Copy each line holding the string "name".

::: Supplied entries

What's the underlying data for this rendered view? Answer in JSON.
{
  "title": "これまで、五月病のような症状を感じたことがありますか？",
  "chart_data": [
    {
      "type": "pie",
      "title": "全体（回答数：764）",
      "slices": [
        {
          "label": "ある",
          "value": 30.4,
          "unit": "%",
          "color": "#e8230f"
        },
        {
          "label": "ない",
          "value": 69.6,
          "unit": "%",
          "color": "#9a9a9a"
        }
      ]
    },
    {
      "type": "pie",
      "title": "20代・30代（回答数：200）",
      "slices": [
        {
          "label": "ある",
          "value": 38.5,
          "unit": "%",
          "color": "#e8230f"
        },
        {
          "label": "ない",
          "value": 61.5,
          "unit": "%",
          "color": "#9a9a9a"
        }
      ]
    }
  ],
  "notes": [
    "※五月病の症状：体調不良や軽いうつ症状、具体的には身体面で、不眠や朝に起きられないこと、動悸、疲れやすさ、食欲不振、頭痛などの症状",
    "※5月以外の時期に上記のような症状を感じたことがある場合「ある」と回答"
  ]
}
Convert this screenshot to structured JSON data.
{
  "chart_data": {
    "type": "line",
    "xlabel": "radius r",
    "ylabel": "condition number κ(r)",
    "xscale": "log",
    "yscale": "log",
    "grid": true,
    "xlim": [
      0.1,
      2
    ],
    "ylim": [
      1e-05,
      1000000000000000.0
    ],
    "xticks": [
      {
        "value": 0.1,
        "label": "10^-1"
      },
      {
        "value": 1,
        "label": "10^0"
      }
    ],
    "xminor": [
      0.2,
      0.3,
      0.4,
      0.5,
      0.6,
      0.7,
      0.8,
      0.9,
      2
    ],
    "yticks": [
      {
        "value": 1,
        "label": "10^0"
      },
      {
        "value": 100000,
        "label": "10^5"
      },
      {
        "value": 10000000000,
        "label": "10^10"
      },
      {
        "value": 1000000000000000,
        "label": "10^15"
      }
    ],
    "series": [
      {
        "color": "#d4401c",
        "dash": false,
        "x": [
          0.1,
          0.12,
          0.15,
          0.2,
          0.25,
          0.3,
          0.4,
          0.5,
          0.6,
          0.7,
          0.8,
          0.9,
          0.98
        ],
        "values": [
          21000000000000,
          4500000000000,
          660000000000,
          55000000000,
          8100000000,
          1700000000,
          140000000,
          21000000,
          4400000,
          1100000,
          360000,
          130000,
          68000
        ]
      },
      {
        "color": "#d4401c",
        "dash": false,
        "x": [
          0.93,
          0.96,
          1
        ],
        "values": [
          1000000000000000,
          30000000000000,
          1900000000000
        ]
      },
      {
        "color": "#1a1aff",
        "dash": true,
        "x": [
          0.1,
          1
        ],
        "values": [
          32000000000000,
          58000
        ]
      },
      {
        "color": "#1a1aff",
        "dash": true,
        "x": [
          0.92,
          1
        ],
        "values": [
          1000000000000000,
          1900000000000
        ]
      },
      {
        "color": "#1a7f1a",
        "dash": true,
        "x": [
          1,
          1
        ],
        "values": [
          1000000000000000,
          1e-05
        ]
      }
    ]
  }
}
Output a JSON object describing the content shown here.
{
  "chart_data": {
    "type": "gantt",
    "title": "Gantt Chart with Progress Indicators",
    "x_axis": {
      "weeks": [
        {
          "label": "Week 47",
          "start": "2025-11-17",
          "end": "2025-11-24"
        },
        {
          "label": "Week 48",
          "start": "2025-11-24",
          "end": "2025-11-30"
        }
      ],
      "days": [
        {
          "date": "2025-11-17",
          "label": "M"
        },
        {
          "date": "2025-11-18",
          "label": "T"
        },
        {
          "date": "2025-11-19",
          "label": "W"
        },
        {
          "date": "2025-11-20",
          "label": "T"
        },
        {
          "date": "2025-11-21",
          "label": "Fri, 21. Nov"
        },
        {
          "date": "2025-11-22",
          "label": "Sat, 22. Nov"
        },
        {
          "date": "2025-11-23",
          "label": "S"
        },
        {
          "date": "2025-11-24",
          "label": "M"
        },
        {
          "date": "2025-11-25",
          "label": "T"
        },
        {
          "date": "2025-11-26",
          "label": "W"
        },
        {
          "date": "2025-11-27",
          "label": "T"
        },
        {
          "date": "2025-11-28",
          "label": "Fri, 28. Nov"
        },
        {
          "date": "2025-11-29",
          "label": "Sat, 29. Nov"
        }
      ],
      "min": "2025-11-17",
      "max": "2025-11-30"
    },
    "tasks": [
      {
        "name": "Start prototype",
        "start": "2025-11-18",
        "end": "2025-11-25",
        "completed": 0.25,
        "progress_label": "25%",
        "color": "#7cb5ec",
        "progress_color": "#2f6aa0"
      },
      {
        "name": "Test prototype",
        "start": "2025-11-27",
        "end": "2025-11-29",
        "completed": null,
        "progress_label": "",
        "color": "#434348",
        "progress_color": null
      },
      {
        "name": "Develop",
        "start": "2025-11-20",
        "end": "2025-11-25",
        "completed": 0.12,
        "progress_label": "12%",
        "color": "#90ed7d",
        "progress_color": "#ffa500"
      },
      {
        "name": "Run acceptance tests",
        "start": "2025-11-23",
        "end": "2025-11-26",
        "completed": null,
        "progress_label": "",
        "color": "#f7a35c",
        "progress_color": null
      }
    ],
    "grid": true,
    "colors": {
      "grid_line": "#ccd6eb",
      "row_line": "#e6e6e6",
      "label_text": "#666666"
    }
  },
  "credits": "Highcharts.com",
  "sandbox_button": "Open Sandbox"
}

::::::

• **Response to this task**
        "name": "Start prototype",
        "name": "Test prototype",
        "name": "Develop",
        "name": "Run acceptance tests",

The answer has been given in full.